Reproduce each record below exactly as written.

════════════════

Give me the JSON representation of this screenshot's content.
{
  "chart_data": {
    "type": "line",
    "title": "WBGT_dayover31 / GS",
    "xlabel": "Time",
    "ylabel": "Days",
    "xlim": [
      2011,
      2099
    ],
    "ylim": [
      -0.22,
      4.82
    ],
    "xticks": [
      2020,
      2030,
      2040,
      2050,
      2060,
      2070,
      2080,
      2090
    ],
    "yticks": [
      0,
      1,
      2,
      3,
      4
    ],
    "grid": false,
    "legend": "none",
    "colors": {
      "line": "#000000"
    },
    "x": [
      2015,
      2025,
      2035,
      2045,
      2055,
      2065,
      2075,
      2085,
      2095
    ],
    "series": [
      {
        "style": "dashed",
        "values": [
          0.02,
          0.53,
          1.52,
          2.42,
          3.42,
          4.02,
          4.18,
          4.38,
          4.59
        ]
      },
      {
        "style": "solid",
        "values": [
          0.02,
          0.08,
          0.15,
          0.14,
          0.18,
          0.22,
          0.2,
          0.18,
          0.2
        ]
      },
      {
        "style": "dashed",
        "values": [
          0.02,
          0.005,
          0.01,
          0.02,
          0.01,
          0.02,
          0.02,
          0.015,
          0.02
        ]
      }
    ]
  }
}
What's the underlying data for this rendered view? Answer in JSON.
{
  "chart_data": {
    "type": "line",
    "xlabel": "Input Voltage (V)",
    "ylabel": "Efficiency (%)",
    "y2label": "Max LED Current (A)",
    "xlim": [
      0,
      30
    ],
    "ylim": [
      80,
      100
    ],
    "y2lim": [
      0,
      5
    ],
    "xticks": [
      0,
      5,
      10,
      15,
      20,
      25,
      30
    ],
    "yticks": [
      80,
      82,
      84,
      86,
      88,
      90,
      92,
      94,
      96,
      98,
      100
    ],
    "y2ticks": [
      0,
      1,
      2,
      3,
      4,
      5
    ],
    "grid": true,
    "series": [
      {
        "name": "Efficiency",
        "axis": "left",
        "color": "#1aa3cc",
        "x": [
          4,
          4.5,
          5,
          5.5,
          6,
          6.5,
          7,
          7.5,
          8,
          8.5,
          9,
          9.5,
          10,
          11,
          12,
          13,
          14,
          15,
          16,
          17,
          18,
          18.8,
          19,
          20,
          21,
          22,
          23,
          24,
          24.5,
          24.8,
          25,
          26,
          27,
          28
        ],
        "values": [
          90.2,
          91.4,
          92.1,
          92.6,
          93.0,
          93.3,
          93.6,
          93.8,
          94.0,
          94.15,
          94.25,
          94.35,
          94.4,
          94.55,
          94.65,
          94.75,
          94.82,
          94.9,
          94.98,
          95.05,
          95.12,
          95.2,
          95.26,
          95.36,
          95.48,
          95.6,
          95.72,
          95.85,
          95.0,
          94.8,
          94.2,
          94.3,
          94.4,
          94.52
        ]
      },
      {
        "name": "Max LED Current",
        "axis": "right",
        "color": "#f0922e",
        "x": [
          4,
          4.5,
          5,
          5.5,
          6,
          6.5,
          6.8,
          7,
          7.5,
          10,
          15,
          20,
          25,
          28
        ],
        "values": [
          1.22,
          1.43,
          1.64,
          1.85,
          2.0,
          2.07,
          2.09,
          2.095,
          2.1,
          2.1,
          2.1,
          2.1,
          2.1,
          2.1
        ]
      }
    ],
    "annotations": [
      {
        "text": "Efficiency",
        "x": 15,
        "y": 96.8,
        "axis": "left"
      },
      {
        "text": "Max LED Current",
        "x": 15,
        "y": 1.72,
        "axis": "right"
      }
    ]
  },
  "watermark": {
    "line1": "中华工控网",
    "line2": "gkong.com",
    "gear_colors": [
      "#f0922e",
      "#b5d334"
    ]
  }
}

════════════════

> Result below
Give me the JSON representation of this screenshot's content.
{
  "chart_data": {
    "type": "line",
    "title": "WBGT_dayover31 / GS",
    "xlabel": "Time",
    "ylabel": "Days",
    "xlim": [
      2011,
      2099
    ],
    "ylim": [
      -0.22,
      4.82
    ],
    "xticks": [
      2020,
      2030,
      2040,
      2050,
      2060,
      2070,
      2080,
      2090
    ],
    "yticks": [
      0,
      1,
      2,
      3,
      4
    ],
    "grid": false,
    "legend": "none",
    "colors": {
      "line": "#000000"
    },
    "x": [
      2015,
      2025,
      2035,
      2045,
      2055,
      2065,
      2075,
      2085,
      2095
    ],
    "series": [
      {
        "style": "dashed",
        "values": [
          0.02,
          0.53,
          1.52,
          2.42,
          3.42,
          4.02,
          4.18,
          4.38,
          4.59
        ]
      },
      {
        "style": "solid",
        "values": [
          0.02,
          0.08,
          0.15,
          0.14,
          0.18,
          0.22,
          0.2,
          0.18,
          0.2
        ]
      },
      {
        "style": "dashed",
        "values": [
          0.02,
          0.005,
          0.01,
          0.02,
          0.01,
          0.02,
          0.02,
          0.015,
          0.02
        ]
      }
    ]
  }
}
What's the underlying data for this rendered view? Answer in JSON.
{
  "chart_data": {
    "type": "line",
    "xlabel": "Input Voltage (V)",
    "ylabel": "Efficiency (%)",
    "y2label": "Max LED Current (A)",
    "xlim": [
      0,
      30
    ],
    "ylim": [
      80,
      100
    ],
    "y2lim": [
      0,
      5
    ],
    "xticks": [
      0,
      5,
      10,
      15,
      20,
      25,
      30
    ],
    "yticks": [
      80,
      82,
      84,
      86,
      88,
      90,
      92,
      94,
      96,
      98,
      100
    ],
    "y2ticks": [
      0,
      1,
      2,
      3,
      4,
      5
    ],
    "grid": true,
    "series": [
      {
        "name": "Efficiency",
        "axis": "left",
        "color": "#1aa3cc",
        "x": [
          4,
          4.5,
          5,
          5.5,
          6,
          6.5,
          7,
          7.5,
          8,
          8.5,
          9,
          9.5,
          10,
          11,
          12,
          13,
          14,
          15,
          16,
          17,
          18,
          18.8,
          19,
          20,
          21,
          22,
          23,
          24,
          24.5,
          24.8,
          25,
          26,
          27,
          28
        ],
        "values": [
          90.2,
          91.4,
          92.1,
          92.6,
          93.0,
          93.3,
          93.6,
          93.8,
          94.0,
          94.15,
          94.25,
          94.35,
          94.4,
          94.55,
          94.65,
          94.75,
          94.82,
          94.9,
          94.98,
          95.05,
          95.12,
          95.2,
          95.26,
          95.36,
          95.48,
          95.6,
          95.72,
          95.85,
          95.0,
          94.8,
          94.2,
          94.3,
          94.4,
          94.52
        ]
      },
      {
        "name": "Max LED Current",
        "axis": "right",
        "color": "#f0922e",
        "x": [
          4,
          4.5,
          5,
          5.5,
          6,
          6.5,
          6.8,
          7,
          7.5,
          10,
          15,
          20,
          25,
          28
        ],
        "values": [
          1.22,
          1.43,
          1.64,
          1.85,
          2.0,
          2.07,
          2.09,
          2.095,
          2.1,
          2.1,
          2.1,
          2.1,
          2.1,
          2.1
        ]
      }
    ],
    "annotations": [
      {
        "text": "Efficiency",
        "x": 15,
        "y": 96.8,
        "axis": "left"
      },
      {
        "text": "Max LED Current",
        "x": 15,
        "y": 1.72,
        "axis": "right"
      }
    ]
  },
  "watermark": {
    "line1": "中华工控网",
    "line2": "gkong.com",
    "gear_colors": [
      "#f0922e",
      "#b5d334"
    ]
  }
}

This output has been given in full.